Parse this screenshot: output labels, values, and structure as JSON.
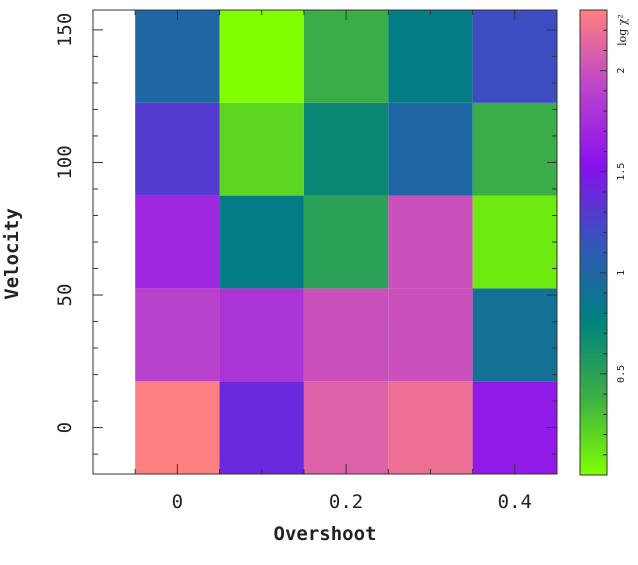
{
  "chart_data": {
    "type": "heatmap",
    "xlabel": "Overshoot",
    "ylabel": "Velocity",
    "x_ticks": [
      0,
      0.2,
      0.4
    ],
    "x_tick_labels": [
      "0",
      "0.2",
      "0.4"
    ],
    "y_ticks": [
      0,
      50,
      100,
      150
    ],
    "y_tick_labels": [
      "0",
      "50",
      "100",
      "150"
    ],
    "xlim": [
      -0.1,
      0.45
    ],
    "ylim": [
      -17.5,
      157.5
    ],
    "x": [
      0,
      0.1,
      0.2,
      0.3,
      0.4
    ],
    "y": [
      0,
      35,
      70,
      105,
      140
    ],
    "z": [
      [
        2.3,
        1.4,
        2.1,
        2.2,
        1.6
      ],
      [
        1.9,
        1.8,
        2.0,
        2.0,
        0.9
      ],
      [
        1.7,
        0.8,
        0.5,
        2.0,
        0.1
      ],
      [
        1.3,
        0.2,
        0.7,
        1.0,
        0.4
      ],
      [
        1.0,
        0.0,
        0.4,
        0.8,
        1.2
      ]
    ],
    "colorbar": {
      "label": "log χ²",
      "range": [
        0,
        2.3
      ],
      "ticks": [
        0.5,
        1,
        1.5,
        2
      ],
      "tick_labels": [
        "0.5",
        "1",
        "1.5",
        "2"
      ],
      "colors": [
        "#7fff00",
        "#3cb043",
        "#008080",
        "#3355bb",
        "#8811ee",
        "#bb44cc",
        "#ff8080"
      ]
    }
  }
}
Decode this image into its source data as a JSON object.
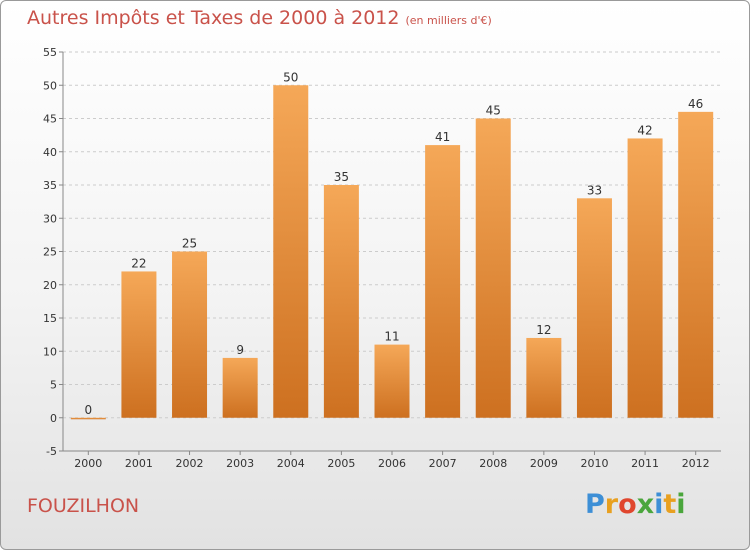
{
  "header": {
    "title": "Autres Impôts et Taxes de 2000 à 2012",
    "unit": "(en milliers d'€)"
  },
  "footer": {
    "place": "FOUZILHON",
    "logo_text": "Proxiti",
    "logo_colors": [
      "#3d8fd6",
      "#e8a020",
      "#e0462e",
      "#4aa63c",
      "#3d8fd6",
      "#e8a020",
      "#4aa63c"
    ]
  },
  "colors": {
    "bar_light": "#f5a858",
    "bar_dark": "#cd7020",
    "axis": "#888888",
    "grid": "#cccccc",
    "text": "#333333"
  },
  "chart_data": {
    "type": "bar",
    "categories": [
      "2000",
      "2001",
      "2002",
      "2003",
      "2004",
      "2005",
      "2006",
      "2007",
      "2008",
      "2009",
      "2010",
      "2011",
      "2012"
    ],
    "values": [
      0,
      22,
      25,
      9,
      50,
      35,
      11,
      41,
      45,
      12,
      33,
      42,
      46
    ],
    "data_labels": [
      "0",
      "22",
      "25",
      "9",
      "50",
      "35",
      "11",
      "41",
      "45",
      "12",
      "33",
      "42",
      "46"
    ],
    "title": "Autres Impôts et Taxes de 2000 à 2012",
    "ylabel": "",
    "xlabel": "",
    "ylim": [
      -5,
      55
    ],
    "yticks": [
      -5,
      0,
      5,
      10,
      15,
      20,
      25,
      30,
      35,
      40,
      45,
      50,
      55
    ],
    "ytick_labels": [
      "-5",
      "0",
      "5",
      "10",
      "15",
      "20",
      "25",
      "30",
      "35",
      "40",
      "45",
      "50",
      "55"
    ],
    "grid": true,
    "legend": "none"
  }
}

* Your task:
Reproduce exactly and only the lines from the one with "Decode this image" through the last entry, both included, excluding every picture.

* Result below:
Decode this image into its source data as a JSON object.
{
  "header": {
    "title": "Autres Impôts et Taxes de 2000 à 2012",
    "unit": "(en milliers d'€)"
  },
  "footer": {
    "place": "FOUZILHON",
    "logo_text": "Proxiti",
    "logo_colors": [
      "#3d8fd6",
      "#e8a020",
      "#e0462e",
      "#4aa63c",
      "#3d8fd6",
      "#e8a020",
      "#4aa63c"
    ]
  },
  "colors": {
    "bar_light": "#f5a858",
    "bar_dark": "#cd7020",
    "axis": "#888888",
    "grid": "#cccccc",
    "text": "#333333"
  },
  "chart_data": {
    "type": "bar",
    "categories": [
      "2000",
      "2001",
      "2002",
      "2003",
      "2004",
      "2005",
      "2006",
      "2007",
      "2008",
      "2009",
      "2010",
      "2011",
      "2012"
    ],
    "values": [
      0,
      22,
      25,
      9,
      50,
      35,
      11,
      41,
      45,
      12,
      33,
      42,
      46
    ],
    "data_labels": [
      "0",
      "22",
      "25",
      "9",
      "50",
      "35",
      "11",
      "41",
      "45",
      "12",
      "33",
      "42",
      "46"
    ],
    "title": "Autres Impôts et Taxes de 2000 à 2012",
    "ylabel": "",
    "xlabel": "",
    "ylim": [
      -5,
      55
    ],
    "yticks": [
      -5,
      0,
      5,
      10,
      15,
      20,
      25,
      30,
      35,
      40,
      45,
      50,
      55
    ],
    "ytick_labels": [
      "-5",
      "0",
      "5",
      "10",
      "15",
      "20",
      "25",
      "30",
      "35",
      "40",
      "45",
      "50",
      "55"
    ],
    "grid": true,
    "legend": "none"
  }
}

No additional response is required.